╭─ Supplied records
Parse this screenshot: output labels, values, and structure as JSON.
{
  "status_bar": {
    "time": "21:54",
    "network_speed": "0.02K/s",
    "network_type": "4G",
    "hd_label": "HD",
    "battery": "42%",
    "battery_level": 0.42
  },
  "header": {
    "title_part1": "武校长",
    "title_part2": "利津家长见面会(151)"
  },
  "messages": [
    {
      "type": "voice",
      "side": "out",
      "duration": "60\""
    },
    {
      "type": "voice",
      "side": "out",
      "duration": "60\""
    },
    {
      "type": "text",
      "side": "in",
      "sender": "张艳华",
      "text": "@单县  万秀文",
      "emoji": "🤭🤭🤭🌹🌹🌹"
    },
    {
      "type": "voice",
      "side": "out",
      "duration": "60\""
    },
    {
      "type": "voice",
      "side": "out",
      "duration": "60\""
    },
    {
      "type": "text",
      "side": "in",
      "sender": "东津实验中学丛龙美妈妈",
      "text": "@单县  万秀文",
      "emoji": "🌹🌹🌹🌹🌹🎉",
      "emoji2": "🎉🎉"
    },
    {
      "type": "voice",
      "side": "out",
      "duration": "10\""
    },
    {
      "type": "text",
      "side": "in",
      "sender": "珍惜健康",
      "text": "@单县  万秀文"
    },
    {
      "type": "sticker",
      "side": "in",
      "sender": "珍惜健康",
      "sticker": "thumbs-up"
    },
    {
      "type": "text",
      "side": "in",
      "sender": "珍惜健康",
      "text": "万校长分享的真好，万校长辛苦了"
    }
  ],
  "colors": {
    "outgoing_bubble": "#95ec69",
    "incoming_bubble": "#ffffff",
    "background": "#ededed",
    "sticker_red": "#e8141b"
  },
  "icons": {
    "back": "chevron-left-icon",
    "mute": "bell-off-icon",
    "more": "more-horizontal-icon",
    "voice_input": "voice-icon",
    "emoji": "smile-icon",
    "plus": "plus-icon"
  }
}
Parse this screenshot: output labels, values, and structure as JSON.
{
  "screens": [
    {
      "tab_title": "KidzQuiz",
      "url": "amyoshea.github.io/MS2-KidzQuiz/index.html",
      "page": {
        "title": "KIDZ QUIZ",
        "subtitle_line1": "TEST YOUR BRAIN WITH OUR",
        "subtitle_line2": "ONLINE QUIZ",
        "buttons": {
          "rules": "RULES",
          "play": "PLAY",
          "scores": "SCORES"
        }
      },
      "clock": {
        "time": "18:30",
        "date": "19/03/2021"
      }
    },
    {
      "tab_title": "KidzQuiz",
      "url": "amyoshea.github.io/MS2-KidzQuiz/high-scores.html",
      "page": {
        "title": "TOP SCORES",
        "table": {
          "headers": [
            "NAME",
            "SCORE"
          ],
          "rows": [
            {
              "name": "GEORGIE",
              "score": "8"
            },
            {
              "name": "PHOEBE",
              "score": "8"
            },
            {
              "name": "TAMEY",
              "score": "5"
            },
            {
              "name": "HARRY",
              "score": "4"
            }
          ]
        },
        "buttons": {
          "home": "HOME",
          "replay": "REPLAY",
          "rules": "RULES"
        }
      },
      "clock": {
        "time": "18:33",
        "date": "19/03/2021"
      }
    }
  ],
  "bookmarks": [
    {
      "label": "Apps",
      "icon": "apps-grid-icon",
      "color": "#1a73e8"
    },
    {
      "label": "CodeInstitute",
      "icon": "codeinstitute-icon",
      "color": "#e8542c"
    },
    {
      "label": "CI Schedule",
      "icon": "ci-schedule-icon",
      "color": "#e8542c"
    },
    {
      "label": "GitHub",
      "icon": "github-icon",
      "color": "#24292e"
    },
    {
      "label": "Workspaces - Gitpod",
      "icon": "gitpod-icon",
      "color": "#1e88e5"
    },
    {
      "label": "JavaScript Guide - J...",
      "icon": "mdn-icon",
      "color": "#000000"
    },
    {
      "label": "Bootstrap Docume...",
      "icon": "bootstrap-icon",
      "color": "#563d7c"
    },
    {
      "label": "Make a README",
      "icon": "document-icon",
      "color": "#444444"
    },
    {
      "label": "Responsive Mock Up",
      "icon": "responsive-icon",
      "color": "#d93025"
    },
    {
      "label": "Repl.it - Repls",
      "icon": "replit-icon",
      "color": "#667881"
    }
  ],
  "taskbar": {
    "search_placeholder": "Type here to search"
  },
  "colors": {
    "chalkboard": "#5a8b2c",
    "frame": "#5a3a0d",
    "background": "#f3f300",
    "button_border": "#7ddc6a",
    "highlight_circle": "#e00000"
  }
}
╰─
## Exercise prompt
Repeat the preceding lines exactly, please, every one of them.

## Solution for this task
Parse this screenshot: output labels, values, and structure as JSON.
{
  "status_bar": {
    "time": "21:54",
    "network_speed": "0.02K/s",
    "network_type": "4G",
    "hd_label": "HD",
    "battery": "42%",
    "battery_level": 0.42
  },
  "header": {
    "title_part1": "武校长",
    "title_part2": "利津家长见面会(151)"
  },
  "messages": [
    {
      "type": "voice",
      "side": "out",
      "duration": "60\""
    },
    {
      "type": "voice",
      "side": "out",
      "duration": "60\""
    },
    {
      "type": "text",
      "side": "in",
      "sender": "张艳华",
      "text": "@单县  万秀文",
      "emoji": "🤭🤭🤭🌹🌹🌹"
    },
    {
      "type": "voice",
      "side": "out",
      "duration": "60\""
    },
    {
      "type": "voice",
      "side": "out",
      "duration": "60\""
    },
    {
      "type": "text",
      "side": "in",
      "sender": "东津实验中学丛龙美妈妈",
      "text": "@单县  万秀文",
      "emoji": "🌹🌹🌹🌹🌹🎉",
      "emoji2": "🎉🎉"
    },
    {
      "type": "voice",
      "side": "out",
      "duration": "10\""
    },
    {
      "type": "text",
      "side": "in",
      "sender": "珍惜健康",
      "text": "@单县  万秀文"
    },
    {
      "type": "sticker",
      "side": "in",
      "sender": "珍惜健康",
      "sticker": "thumbs-up"
    },
    {
      "type": "text",
      "side": "in",
      "sender": "珍惜健康",
      "text": "万校长分享的真好，万校长辛苦了"
    }
  ],
  "colors": {
    "outgoing_bubble": "#95ec69",
    "incoming_bubble": "#ffffff",
    "background": "#ededed",
    "sticker_red": "#e8141b"
  },
  "icons": {
    "back": "chevron-left-icon",
    "mute": "bell-off-icon",
    "more": "more-horizontal-icon",
    "voice_input": "voice-icon",
    "emoji": "smile-icon",
    "plus": "plus-icon"
  }
}
Parse this screenshot: output labels, values, and structure as JSON.
{
  "screens": [
    {
      "tab_title": "KidzQuiz",
      "url": "amyoshea.github.io/MS2-KidzQuiz/index.html",
      "page": {
        "title": "KIDZ QUIZ",
        "subtitle_line1": "TEST YOUR BRAIN WITH OUR",
        "subtitle_line2": "ONLINE QUIZ",
        "buttons": {
          "rules": "RULES",
          "play": "PLAY",
          "scores": "SCORES"
        }
      },
      "clock": {
        "time": "18:30",
        "date": "19/03/2021"
      }
    },
    {
      "tab_title": "KidzQuiz",
      "url": "amyoshea.github.io/MS2-KidzQuiz/high-scores.html",
      "page": {
        "title": "TOP SCORES",
        "table": {
          "headers": [
            "NAME",
            "SCORE"
          ],
          "rows": [
            {
              "name": "GEORGIE",
              "score": "8"
            },
            {
              "name": "PHOEBE",
              "score": "8"
            },
            {
              "name": "TAMEY",
              "score": "5"
            },
            {
              "name": "HARRY",
              "score": "4"
            }
          ]
        },
        "buttons": {
          "home": "HOME",
          "replay": "REPLAY",
          "rules": "RULES"
        }
      },
      "clock": {
        "time": "18:33",
        "date": "19/03/2021"
      }
    }
  ],
  "bookmarks": [
    {
      "label": "Apps",
      "icon": "apps-grid-icon",
      "color": "#1a73e8"
    },
    {
      "label": "CodeInstitute",
      "icon": "codeinstitute-icon",
      "color": "#e8542c"
    },
    {
      "label": "CI Schedule",
      "icon": "ci-schedule-icon",
      "color": "#e8542c"
    },
    {
      "label": "GitHub",
      "icon": "github-icon",
      "color": "#24292e"
    },
    {
      "label": "Workspaces - Gitpod",
      "icon": "gitpod-icon",
      "color": "#1e88e5"
    },
    {
      "label": "JavaScript Guide - J...",
      "icon": "mdn-icon",
      "color": "#000000"
    },
    {
      "label": "Bootstrap Docume...",
      "icon": "bootstrap-icon",
      "color": "#563d7c"
    },
    {
      "label": "Make a README",
      "icon": "document-icon",
      "color": "#444444"
    },
    {
      "label": "Responsive Mock Up",
      "icon": "responsive-icon",
      "color": "#d93025"
    },
    {
      "label": "Repl.it - Repls",
      "icon": "replit-icon",
      "color": "#667881"
    }
  ],
  "taskbar": {
    "search_placeholder": "Type here to search"
  },
  "colors": {
    "chalkboard": "#5a8b2c",
    "frame": "#5a3a0d",
    "background": "#f3f300",
    "button_border": "#7ddc6a",
    "highlight_circle": "#e00000"
  }
}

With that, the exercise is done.